◆ Task statement: Reproduce the listing character for character, from its first line through the line containing "page-number-badge: 12 <box>0 72 38 94</box>", including that line.

Annotated region listings

[start]

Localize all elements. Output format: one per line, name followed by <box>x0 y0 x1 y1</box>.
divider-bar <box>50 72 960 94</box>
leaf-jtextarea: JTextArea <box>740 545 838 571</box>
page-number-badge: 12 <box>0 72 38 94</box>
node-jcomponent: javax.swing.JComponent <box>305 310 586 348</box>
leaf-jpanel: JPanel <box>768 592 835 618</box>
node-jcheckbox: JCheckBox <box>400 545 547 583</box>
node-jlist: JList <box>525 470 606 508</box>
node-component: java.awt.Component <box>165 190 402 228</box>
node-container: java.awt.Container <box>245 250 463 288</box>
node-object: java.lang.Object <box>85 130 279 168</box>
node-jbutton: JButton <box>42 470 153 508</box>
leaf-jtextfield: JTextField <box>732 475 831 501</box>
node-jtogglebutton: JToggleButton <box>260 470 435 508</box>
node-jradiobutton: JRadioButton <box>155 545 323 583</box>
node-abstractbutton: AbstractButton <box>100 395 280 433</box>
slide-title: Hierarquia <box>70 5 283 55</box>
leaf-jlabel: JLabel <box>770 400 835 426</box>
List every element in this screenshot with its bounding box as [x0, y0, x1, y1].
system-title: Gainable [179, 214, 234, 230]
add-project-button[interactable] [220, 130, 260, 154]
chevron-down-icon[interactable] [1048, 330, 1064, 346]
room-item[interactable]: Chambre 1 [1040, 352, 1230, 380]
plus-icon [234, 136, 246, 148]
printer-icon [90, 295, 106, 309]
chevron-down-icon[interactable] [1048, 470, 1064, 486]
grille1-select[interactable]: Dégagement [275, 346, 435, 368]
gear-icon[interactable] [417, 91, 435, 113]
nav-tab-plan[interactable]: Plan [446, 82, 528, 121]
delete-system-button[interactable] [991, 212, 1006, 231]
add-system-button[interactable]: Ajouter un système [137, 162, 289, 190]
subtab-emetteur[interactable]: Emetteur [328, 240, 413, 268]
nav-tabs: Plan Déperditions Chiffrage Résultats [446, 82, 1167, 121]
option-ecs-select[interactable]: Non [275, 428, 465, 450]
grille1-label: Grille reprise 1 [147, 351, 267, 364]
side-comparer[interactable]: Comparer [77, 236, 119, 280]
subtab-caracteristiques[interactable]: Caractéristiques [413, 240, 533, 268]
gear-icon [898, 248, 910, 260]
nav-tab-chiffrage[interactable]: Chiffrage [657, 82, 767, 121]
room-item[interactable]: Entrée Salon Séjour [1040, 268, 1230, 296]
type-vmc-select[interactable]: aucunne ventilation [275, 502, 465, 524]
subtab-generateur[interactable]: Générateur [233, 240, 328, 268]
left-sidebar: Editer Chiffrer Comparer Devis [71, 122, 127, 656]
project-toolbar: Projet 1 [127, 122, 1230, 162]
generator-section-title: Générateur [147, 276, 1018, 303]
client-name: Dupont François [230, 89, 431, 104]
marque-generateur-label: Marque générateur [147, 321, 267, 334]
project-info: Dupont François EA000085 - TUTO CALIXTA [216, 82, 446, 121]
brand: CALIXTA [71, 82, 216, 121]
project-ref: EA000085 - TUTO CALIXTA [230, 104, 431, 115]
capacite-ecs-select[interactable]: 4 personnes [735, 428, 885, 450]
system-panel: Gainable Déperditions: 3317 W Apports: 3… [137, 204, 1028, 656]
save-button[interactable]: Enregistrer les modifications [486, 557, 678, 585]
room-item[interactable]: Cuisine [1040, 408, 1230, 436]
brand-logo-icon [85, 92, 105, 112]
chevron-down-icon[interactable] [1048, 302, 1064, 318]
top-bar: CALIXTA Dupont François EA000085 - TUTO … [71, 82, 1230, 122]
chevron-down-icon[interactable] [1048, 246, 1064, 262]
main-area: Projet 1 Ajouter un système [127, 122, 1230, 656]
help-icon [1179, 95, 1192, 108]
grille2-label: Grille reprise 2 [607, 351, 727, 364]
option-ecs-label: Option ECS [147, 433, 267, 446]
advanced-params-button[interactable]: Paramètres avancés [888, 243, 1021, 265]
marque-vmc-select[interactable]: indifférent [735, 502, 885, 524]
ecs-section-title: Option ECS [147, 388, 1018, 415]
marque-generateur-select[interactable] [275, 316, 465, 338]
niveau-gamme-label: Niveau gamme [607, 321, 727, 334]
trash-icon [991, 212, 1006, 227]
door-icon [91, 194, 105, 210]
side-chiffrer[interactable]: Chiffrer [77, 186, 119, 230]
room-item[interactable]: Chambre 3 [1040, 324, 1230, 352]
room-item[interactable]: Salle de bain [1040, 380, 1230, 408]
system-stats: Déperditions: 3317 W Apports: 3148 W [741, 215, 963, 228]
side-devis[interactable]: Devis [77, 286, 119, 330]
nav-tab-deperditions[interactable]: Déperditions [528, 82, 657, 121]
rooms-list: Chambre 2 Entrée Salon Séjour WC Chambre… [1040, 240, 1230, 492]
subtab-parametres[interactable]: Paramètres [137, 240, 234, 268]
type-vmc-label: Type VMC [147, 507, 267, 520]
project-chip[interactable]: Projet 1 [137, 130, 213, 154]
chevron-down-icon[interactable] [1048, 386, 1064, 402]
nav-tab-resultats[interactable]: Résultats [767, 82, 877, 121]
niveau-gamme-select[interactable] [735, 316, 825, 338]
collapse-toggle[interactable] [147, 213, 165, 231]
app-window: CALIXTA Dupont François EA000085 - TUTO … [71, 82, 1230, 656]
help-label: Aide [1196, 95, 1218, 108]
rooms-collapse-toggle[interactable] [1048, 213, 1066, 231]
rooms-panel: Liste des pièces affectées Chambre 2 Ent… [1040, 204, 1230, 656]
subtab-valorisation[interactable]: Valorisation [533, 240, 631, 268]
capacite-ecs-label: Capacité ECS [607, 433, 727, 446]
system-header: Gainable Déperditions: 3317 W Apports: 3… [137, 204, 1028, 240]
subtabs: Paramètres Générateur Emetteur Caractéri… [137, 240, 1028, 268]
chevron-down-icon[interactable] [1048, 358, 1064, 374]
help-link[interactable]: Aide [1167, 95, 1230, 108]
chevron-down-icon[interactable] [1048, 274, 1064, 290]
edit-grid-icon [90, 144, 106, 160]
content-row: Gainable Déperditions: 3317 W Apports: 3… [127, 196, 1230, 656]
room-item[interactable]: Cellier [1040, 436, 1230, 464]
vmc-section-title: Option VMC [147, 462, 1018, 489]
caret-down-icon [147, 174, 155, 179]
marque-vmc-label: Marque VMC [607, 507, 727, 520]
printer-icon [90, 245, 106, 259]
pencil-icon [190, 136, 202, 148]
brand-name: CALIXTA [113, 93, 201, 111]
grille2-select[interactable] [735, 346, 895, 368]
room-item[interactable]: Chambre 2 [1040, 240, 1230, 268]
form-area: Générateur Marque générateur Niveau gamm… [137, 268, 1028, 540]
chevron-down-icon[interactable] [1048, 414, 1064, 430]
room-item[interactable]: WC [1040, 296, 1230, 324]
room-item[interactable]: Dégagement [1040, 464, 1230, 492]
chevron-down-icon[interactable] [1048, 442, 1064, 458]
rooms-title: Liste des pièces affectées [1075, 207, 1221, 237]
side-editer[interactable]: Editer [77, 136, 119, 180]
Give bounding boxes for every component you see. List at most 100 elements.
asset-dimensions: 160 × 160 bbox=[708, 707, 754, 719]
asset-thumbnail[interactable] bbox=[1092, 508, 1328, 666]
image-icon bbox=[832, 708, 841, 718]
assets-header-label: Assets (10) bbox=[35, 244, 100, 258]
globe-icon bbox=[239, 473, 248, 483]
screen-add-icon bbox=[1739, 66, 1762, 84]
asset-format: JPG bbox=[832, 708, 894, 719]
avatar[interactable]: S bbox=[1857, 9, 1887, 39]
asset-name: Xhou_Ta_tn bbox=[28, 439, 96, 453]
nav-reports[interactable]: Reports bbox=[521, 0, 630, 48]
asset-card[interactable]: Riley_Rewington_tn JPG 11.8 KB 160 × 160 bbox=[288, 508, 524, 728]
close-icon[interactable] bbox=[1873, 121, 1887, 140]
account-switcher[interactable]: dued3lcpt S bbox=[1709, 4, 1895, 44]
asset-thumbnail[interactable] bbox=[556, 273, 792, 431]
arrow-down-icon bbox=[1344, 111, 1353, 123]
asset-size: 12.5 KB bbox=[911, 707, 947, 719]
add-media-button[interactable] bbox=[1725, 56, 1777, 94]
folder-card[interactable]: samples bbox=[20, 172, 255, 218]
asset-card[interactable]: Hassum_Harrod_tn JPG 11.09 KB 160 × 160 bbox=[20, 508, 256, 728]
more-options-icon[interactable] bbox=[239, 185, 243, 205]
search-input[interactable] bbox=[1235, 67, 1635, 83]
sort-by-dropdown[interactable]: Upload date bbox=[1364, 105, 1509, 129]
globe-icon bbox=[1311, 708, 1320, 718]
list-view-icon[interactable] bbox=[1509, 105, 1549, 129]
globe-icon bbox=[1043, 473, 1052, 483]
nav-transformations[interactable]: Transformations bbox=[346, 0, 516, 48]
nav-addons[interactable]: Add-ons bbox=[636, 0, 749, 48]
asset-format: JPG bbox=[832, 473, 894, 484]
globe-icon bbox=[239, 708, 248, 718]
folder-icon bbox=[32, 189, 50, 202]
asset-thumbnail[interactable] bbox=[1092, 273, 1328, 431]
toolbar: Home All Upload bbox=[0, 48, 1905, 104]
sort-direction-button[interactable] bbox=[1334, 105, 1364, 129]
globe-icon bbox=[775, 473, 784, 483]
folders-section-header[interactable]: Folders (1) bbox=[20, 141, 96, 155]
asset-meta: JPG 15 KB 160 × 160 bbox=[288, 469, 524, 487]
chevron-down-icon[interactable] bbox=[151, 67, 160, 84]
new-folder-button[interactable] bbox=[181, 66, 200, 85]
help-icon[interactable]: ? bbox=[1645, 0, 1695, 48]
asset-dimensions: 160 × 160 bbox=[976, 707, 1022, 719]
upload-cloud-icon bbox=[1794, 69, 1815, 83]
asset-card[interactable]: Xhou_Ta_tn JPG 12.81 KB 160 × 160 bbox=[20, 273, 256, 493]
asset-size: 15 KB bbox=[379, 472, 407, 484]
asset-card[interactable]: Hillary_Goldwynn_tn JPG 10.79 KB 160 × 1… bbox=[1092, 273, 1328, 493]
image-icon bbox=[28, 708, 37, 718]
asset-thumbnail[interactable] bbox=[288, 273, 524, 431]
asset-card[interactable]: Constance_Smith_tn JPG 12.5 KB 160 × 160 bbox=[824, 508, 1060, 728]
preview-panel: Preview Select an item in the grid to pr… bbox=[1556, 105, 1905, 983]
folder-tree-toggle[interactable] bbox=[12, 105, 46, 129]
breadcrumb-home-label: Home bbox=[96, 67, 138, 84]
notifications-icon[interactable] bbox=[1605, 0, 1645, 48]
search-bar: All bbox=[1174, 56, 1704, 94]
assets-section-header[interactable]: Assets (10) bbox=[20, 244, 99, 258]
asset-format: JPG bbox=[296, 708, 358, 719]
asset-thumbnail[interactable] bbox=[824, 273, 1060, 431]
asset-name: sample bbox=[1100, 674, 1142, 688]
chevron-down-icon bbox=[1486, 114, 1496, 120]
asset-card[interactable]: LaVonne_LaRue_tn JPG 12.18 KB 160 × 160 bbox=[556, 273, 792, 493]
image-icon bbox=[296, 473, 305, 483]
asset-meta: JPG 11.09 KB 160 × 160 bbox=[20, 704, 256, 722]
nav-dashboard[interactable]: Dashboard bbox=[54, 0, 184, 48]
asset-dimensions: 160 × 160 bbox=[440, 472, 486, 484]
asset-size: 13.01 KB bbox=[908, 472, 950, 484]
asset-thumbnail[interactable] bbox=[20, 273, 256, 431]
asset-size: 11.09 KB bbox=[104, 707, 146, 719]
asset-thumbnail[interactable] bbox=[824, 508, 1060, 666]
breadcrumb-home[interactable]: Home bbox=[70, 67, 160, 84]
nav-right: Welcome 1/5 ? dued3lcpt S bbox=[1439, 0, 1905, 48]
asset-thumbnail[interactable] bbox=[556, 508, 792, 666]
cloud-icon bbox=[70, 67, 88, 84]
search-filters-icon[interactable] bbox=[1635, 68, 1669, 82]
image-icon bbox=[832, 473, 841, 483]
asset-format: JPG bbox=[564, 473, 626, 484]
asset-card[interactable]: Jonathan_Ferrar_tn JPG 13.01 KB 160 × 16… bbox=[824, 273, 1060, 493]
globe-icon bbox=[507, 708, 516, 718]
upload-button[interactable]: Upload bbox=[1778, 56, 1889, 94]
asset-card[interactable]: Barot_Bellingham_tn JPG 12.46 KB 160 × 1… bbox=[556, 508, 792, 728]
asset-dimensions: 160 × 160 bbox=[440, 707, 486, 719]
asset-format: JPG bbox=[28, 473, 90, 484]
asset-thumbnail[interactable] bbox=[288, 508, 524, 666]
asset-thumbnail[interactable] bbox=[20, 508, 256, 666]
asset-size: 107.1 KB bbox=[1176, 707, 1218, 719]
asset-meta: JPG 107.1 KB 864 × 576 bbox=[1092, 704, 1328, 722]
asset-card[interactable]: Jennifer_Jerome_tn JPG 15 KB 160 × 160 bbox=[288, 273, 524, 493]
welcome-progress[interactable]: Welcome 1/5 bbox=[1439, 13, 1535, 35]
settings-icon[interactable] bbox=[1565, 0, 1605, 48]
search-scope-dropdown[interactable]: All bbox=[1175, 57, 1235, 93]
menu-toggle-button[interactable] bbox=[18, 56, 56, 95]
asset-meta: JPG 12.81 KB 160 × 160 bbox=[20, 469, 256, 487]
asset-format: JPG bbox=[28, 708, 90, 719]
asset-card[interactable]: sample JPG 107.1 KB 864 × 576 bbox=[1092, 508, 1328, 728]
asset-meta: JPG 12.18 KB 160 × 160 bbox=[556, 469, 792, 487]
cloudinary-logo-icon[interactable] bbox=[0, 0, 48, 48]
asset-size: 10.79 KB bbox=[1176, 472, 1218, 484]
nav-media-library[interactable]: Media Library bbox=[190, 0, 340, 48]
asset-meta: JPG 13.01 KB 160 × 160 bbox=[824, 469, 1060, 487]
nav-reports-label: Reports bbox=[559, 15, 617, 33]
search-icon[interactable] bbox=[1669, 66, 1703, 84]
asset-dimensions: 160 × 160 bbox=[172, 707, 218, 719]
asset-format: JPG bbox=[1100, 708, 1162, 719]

[end]

◆ Result for this exercise:
Localize all elements. Output format: one per line, name followed by <box>x0 y0 x1 y1</box>.
divider-bar <box>50 72 960 94</box>
leaf-jtextarea: JTextArea <box>740 545 838 571</box>
page-number-badge: 12 <box>0 72 38 94</box>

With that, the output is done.